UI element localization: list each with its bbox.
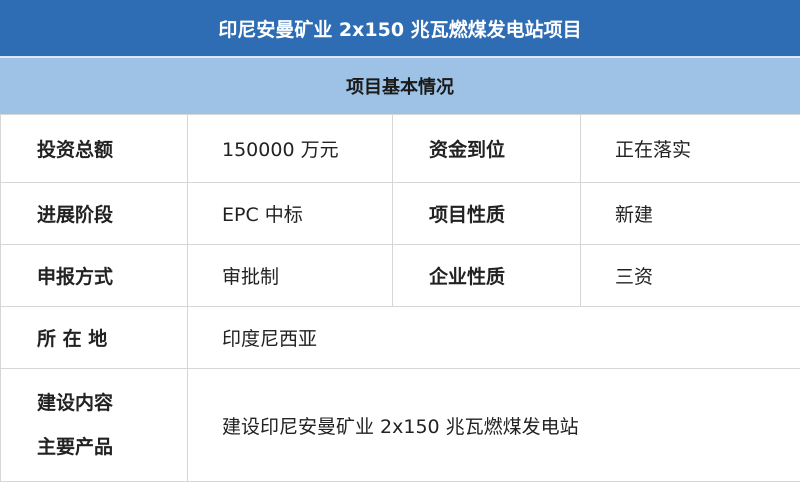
label-content: 建设内容主要产品 bbox=[1, 369, 188, 482]
value-nature: 新建 bbox=[581, 183, 800, 245]
label-enterprise: 企业性质 bbox=[393, 245, 581, 307]
table-row: 所 在 地 印度尼西亚 bbox=[1, 307, 800, 369]
table-row: 进展阶段 EPC 中标 项目性质 新建 bbox=[1, 183, 800, 245]
value-investment: 150000 万元 bbox=[188, 115, 393, 183]
table-row: 投资总额 150000 万元 资金到位 正在落实 bbox=[1, 115, 800, 183]
table-row: 建设内容主要产品 建设印尼安曼矿业 2x150 兆瓦燃煤发电站 bbox=[1, 369, 800, 482]
value-method: 审批制 bbox=[188, 245, 393, 307]
value-enterprise: 三资 bbox=[581, 245, 800, 307]
value-content: 建设印尼安曼矿业 2x150 兆瓦燃煤发电站 bbox=[188, 369, 800, 482]
page-title: 印尼安曼矿业 2x150 兆瓦燃煤发电站项目 bbox=[0, 0, 800, 58]
table-row: 申报方式 审批制 企业性质 三资 bbox=[1, 245, 800, 307]
label-nature: 项目性质 bbox=[393, 183, 581, 245]
value-stage: EPC 中标 bbox=[188, 183, 393, 245]
value-location: 印度尼西亚 bbox=[188, 307, 800, 369]
label-content-1: 建设内容 bbox=[37, 381, 187, 425]
value-funding: 正在落实 bbox=[581, 115, 800, 183]
label-stage: 进展阶段 bbox=[1, 183, 188, 245]
project-info-table: 投资总额 150000 万元 资金到位 正在落实 进展阶段 EPC 中标 项目性… bbox=[0, 114, 800, 482]
label-investment: 投资总额 bbox=[1, 115, 188, 183]
section-header: 项目基本情况 bbox=[0, 58, 800, 114]
label-method: 申报方式 bbox=[1, 245, 188, 307]
label-location: 所 在 地 bbox=[1, 307, 188, 369]
label-funding: 资金到位 bbox=[393, 115, 581, 183]
label-content-2: 主要产品 bbox=[37, 425, 187, 469]
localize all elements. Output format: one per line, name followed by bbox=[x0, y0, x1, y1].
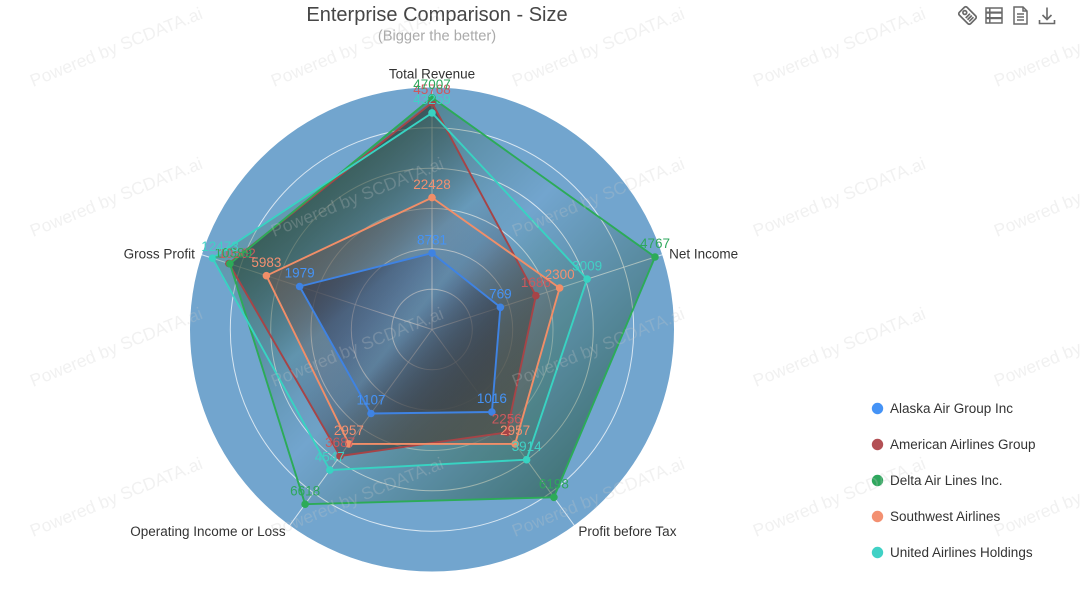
svg-text:Delta Air Lines Inc.: Delta Air Lines Inc. bbox=[890, 473, 1003, 488]
svg-text:(Bigger the better): (Bigger the better) bbox=[378, 29, 496, 45]
svg-text:12473: 12473 bbox=[201, 239, 239, 254]
svg-text:2300: 2300 bbox=[545, 267, 575, 282]
svg-text:10502: 10502 bbox=[218, 246, 256, 261]
svg-text:3687: 3687 bbox=[325, 435, 355, 450]
svg-text:United Airlines Holdings: United Airlines Holdings bbox=[890, 545, 1033, 560]
svg-text:1686: 1686 bbox=[521, 275, 551, 290]
svg-text:Southwest Airlines: Southwest Airlines bbox=[890, 509, 1001, 524]
svg-text:45768: 45768 bbox=[413, 82, 451, 97]
svg-text:Alaska Air Group Inc: Alaska Air Group Inc bbox=[890, 401, 1013, 416]
svg-text:Gross Profit: Gross Profit bbox=[124, 247, 196, 262]
svg-text:1107: 1107 bbox=[356, 393, 385, 408]
svg-text:3914: 3914 bbox=[512, 439, 543, 454]
svg-text:Net Income: Net Income bbox=[669, 247, 738, 262]
svg-text:Operating Income or Loss: Operating Income or Loss bbox=[130, 524, 286, 539]
svg-text:2957: 2957 bbox=[334, 423, 364, 438]
svg-text:10389: 10389 bbox=[215, 246, 253, 261]
svg-text:5983: 5983 bbox=[251, 255, 281, 270]
svg-text:43259: 43259 bbox=[413, 92, 451, 107]
svg-text:769: 769 bbox=[489, 287, 512, 302]
svg-text:4547: 4547 bbox=[315, 449, 345, 464]
svg-text:2256: 2256 bbox=[492, 412, 522, 427]
svg-text:22428: 22428 bbox=[413, 177, 451, 192]
svg-text:Total Revenue: Total Revenue bbox=[389, 67, 475, 82]
svg-text:6618: 6618 bbox=[290, 483, 320, 498]
svg-text:1979: 1979 bbox=[285, 266, 315, 281]
svg-text:4767: 4767 bbox=[640, 236, 670, 251]
svg-text:1016: 1016 bbox=[477, 391, 507, 406]
svg-text:2957: 2957 bbox=[500, 423, 530, 438]
svg-text:8781: 8781 bbox=[417, 232, 447, 247]
svg-text:Profit before Tax: Profit before Tax bbox=[578, 524, 676, 539]
svg-text:6198: 6198 bbox=[539, 477, 569, 492]
svg-text:47007: 47007 bbox=[413, 77, 451, 92]
svg-text:American Airlines Group: American Airlines Group bbox=[890, 437, 1036, 452]
svg-text:Enterprise Comparison - Size: Enterprise Comparison - Size bbox=[306, 4, 567, 26]
svg-text:3009: 3009 bbox=[572, 258, 602, 273]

- [What is needed] Copy out, unchanged, the lines of the material from the one containing "label-content: 建设内容主要产品 bbox=[1, 369, 188, 482]" to the one containing "value-stage: EPC 中标 bbox=[188, 183, 393, 245]", including both of those lines.

- [Response below]
label-content: 建设内容主要产品 bbox=[1, 369, 188, 482]
value-nature: 新建 bbox=[581, 183, 800, 245]
label-enterprise: 企业性质 bbox=[393, 245, 581, 307]
table-row: 所 在 地 印度尼西亚 bbox=[1, 307, 800, 369]
table-row: 进展阶段 EPC 中标 项目性质 新建 bbox=[1, 183, 800, 245]
value-investment: 150000 万元 bbox=[188, 115, 393, 183]
table-row: 投资总额 150000 万元 资金到位 正在落实 bbox=[1, 115, 800, 183]
table-row: 建设内容主要产品 建设印尼安曼矿业 2x150 兆瓦燃煤发电站 bbox=[1, 369, 800, 482]
value-method: 审批制 bbox=[188, 245, 393, 307]
value-enterprise: 三资 bbox=[581, 245, 800, 307]
value-content: 建设印尼安曼矿业 2x150 兆瓦燃煤发电站 bbox=[188, 369, 800, 482]
page-title: 印尼安曼矿业 2x150 兆瓦燃煤发电站项目 bbox=[0, 0, 800, 58]
table-row: 申报方式 审批制 企业性质 三资 bbox=[1, 245, 800, 307]
label-nature: 项目性质 bbox=[393, 183, 581, 245]
value-stage: EPC 中标 bbox=[188, 183, 393, 245]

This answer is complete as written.